• Written task 1
List every word in the trace norm passage that ends in "-ation."
• Written task 2
Rewrite the stored entries below with "Simulation time" changed to "Elapsed time", keeping everything else the same. Leave the pictures out of your version.
-- Start of Provided passage --
Though, now that I've had a second chance to look at it, I'm not so
sure. First, the sign is wrong (mean parameters are of the form
ex). Second, mean parameters exponentiate the individual
values, not the eignenvalues (which is what happens with matrix
exponentiation). Trace norm is more closely related to the sum of
lengths of sides of the smallest bounding cube (though this still
isn't a particularly good characterization).
- 4/7/06 - After having written about why using natural
parameterization with the trace norm prior, I now am unsure of myself.
I thought it was bad because documents with opposite topics would
yield a relatively low trace norm. But, this is only the case if you
assume a fixed "origin." If you allow the origin to be optimized,
this phenomenon is not observed---two close document yield lower
trace norm than two "opposite" documents of similar length.
-- End of Provided passage --
-- Start of Entries provided --
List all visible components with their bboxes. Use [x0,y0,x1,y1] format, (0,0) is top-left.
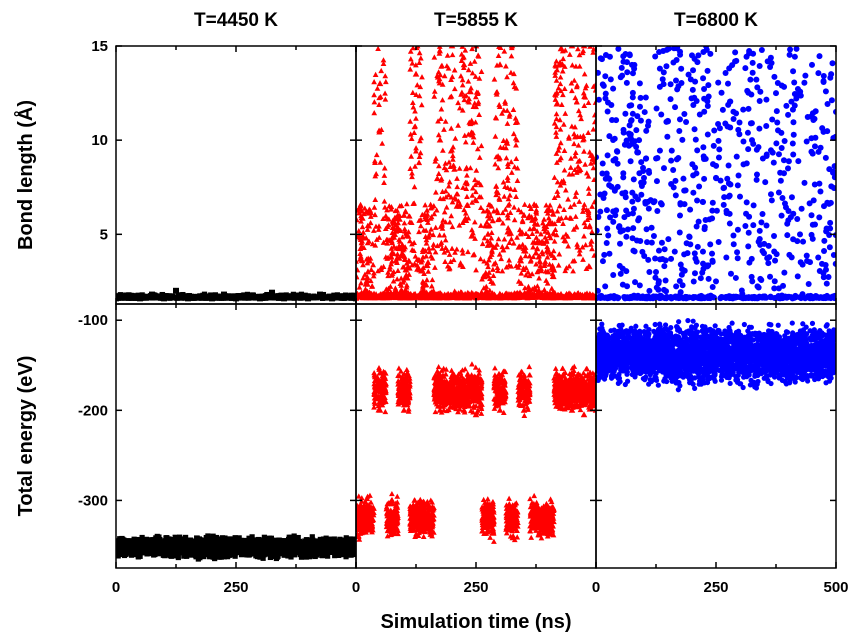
x-tick-label: 250 [223,579,248,596]
column-title-4450: T=4450 K [194,10,278,31]
x-tick-label: 250 [463,579,488,596]
x-axis-label: Simulation time (ns) [380,611,571,633]
series-bot-1 [356,361,596,544]
x-tick-label: 0 [592,579,600,596]
y-axis-label-bond-length: Bond length (Å) [13,100,37,250]
y-tick-labels: 5 10 15 -300 -200 -100 [78,38,108,509]
x-tick-label: 500 [823,579,848,596]
column-title-5855: T=5855 K [434,10,518,31]
series-top-2 [596,46,836,302]
y-tick-label: 10 [91,132,108,149]
column-title-6800: T=6800 K [674,10,758,31]
frame-bottom-4450 [115,303,357,569]
y-tick-label: 5 [100,226,108,243]
x-tick-label: 250 [703,579,728,596]
series-bot-2 [596,317,836,393]
data-marks [116,46,836,562]
y-tick-label: -100 [78,312,108,329]
y-tick-label: -200 [78,402,108,419]
frame-bottom-6800 [595,303,837,569]
series-top-0 [116,287,356,302]
series-top-1 [356,46,596,301]
frame-top-4450 [115,45,357,305]
x-tick-label: 0 [352,579,360,596]
series-bot-0 [116,533,356,562]
y-axis-label-total-energy: Total energy (eV) [15,356,37,517]
x-tick-label: 0 [112,579,120,596]
panel-frames [115,45,837,569]
x-tick-labels: 0 250 0 250 0 250 500 [112,579,849,596]
y-tick-label: 15 [91,38,108,55]
y-tick-label: -300 [78,492,108,509]
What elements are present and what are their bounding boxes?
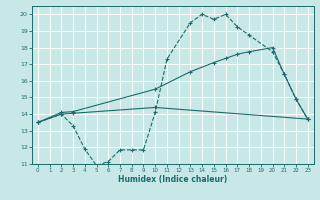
X-axis label: Humidex (Indice chaleur): Humidex (Indice chaleur): [118, 175, 228, 184]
-- End of Entries provided --
• Task solution 1
exponentiation, characterization, parameterization

• Task solution 2
List all visible components with their bboxes. Use [x0,y0,x1,y1] format, (0,0) is top-left.
x-tick-label: 250 [223,579,248,596]
column-title-4450: T=4450 K [194,10,278,31]
x-tick-label: 250 [463,579,488,596]
x-axis-label: Elapsed time (ns) [380,611,571,633]
series-bot-1 [356,361,596,544]
x-tick-label: 0 [592,579,600,596]
y-axis-label-bond-length: Bond length (Å) [13,100,37,250]
y-tick-labels: 5 10 15 -300 -200 -100 [78,38,108,509]
x-tick-label: 500 [823,579,848,596]
column-title-5855: T=5855 K [434,10,518,31]
series-top-2 [596,46,836,302]
y-tick-label: 10 [91,132,108,149]
column-title-6800: T=6800 K [674,10,758,31]
frame-bottom-4450 [115,303,357,569]
y-tick-label: 5 [100,226,108,243]
x-tick-label: 250 [703,579,728,596]
series-bot-2 [596,317,836,393]
data-marks [116,46,836,562]
y-tick-label: -100 [78,312,108,329]
y-tick-label: -200 [78,402,108,419]
frame-bottom-6800 [595,303,837,569]
series-top-0 [116,287,356,302]
series-top-1 [356,46,596,301]
frame-top-4450 [115,45,357,305]
x-tick-label: 0 [352,579,360,596]
series-bot-0 [116,533,356,562]
y-axis-label-total-energy: Total energy (eV) [15,356,37,517]
x-tick-label: 0 [112,579,120,596]
panel-frames [115,45,837,569]
x-tick-labels: 0 250 0 250 0 250 500 [112,579,849,596]
y-tick-label: 15 [91,38,108,55]
y-tick-label: -300 [78,492,108,509]
What elements are present and what are their bounding boxes?
X-axis label: Humidex (Indice chaleur): Humidex (Indice chaleur): [118, 175, 228, 184]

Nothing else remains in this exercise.